### Exercise input

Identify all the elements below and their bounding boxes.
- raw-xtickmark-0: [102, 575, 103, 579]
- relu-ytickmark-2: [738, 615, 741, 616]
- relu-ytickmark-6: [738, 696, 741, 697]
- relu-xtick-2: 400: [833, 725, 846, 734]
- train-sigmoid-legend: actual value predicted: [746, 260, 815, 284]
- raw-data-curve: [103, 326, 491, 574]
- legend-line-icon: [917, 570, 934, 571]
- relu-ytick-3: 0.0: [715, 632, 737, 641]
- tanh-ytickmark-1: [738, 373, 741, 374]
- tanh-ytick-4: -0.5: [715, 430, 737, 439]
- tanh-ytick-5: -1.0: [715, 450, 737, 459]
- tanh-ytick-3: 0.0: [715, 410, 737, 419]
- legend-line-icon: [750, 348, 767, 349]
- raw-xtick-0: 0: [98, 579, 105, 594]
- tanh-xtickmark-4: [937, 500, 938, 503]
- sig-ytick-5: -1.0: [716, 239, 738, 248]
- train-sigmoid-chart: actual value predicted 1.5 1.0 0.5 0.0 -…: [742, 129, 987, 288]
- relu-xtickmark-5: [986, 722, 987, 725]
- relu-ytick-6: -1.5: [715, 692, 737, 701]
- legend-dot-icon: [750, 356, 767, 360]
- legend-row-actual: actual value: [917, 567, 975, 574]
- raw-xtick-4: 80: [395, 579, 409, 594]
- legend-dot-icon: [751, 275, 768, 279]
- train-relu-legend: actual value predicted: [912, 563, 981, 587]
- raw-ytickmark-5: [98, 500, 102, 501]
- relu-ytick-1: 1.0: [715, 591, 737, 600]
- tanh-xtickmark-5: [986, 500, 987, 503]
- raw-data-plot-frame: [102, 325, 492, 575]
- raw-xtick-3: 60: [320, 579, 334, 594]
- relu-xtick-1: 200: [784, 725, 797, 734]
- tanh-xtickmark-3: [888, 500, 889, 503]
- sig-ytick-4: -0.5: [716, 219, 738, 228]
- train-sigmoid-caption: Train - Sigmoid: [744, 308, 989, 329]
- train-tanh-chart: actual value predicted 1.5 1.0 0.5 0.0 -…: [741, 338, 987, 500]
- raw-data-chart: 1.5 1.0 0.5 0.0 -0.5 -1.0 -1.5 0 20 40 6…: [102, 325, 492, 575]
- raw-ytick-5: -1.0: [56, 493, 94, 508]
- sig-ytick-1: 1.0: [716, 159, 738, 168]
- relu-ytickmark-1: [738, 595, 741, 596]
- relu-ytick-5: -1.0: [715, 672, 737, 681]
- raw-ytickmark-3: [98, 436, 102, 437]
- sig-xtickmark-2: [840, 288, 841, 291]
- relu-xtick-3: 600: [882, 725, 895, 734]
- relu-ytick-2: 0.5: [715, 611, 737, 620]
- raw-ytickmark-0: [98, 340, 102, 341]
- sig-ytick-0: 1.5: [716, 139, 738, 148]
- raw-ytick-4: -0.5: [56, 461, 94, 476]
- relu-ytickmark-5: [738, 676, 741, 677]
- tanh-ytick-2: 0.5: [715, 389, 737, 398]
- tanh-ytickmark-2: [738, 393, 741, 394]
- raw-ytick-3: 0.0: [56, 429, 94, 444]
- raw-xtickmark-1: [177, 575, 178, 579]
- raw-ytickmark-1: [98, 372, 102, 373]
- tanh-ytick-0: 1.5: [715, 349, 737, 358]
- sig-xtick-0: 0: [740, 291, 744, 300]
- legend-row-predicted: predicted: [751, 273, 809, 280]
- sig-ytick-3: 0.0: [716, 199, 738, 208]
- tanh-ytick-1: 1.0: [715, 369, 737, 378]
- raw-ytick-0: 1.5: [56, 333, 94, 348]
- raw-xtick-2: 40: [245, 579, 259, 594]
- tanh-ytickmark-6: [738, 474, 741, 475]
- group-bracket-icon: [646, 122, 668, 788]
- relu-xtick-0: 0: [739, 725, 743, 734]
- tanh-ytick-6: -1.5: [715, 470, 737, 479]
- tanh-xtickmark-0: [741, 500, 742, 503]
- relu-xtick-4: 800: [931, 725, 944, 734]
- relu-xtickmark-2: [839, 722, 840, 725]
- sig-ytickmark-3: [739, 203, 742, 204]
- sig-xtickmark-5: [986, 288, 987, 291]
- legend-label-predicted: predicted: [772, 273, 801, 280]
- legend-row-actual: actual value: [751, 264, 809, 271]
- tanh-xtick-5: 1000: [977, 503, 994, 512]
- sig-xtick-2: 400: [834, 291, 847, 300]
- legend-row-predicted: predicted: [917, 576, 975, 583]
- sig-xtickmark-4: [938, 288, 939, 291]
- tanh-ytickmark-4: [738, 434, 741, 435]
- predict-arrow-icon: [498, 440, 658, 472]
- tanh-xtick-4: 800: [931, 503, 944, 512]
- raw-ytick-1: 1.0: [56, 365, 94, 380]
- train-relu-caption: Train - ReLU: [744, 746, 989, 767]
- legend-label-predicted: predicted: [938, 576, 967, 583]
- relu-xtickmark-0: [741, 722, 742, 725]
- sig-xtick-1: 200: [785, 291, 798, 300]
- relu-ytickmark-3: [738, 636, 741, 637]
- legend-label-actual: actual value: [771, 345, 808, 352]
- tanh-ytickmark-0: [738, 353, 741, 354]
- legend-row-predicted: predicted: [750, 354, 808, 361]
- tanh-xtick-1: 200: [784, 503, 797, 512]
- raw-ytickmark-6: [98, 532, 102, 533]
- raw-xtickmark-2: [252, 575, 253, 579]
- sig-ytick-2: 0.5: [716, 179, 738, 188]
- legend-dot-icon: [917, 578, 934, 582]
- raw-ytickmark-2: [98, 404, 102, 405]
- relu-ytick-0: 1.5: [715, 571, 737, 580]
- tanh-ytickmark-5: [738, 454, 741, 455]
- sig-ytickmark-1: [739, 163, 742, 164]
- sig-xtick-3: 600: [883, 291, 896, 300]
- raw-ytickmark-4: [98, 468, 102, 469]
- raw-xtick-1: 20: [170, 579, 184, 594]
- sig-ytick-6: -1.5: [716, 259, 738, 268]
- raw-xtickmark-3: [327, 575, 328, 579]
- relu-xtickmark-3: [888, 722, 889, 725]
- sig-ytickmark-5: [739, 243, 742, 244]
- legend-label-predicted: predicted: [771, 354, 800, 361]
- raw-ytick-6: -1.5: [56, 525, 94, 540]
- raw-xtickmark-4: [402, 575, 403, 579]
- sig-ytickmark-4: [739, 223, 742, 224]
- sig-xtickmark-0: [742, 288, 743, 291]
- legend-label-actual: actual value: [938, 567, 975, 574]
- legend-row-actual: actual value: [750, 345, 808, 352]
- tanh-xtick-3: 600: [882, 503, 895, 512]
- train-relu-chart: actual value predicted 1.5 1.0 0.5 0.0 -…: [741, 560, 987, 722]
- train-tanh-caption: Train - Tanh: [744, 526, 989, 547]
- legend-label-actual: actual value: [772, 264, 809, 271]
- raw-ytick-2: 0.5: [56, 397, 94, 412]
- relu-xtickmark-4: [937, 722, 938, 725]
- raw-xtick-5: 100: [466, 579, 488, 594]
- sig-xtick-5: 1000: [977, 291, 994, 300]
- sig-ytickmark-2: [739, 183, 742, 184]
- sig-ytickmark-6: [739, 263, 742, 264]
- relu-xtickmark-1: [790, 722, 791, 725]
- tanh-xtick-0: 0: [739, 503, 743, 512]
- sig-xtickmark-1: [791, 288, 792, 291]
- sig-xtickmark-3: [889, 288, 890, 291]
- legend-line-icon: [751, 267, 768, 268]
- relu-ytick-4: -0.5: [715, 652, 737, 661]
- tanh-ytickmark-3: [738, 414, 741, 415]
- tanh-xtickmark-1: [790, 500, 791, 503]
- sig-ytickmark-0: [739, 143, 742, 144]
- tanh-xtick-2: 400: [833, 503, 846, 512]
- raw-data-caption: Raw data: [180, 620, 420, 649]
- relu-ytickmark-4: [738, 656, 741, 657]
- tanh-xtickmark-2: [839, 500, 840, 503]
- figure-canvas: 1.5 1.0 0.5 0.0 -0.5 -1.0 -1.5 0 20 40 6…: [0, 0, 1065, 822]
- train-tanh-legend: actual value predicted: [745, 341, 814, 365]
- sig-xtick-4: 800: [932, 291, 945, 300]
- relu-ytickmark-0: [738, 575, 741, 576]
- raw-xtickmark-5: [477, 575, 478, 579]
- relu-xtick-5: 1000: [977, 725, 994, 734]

######

*Task statement*
Rewrite the items starting at the beginning and ending at the line containing "- tanh-ytickmark-1: [738, 373, 741, 374]", replacing "legend-line-icon" with "legend-line-marker" and leaving everything else unchanged.

*Exercise output*
Identify all the elements below and their bounding boxes.
- raw-xtickmark-0: [102, 575, 103, 579]
- relu-ytickmark-2: [738, 615, 741, 616]
- relu-ytickmark-6: [738, 696, 741, 697]
- relu-xtick-2: 400: [833, 725, 846, 734]
- train-sigmoid-legend: actual value predicted: [746, 260, 815, 284]
- raw-data-curve: [103, 326, 491, 574]
- legend-line-marker: [917, 570, 934, 571]
- relu-ytick-3: 0.0: [715, 632, 737, 641]
- tanh-ytickmark-1: [738, 373, 741, 374]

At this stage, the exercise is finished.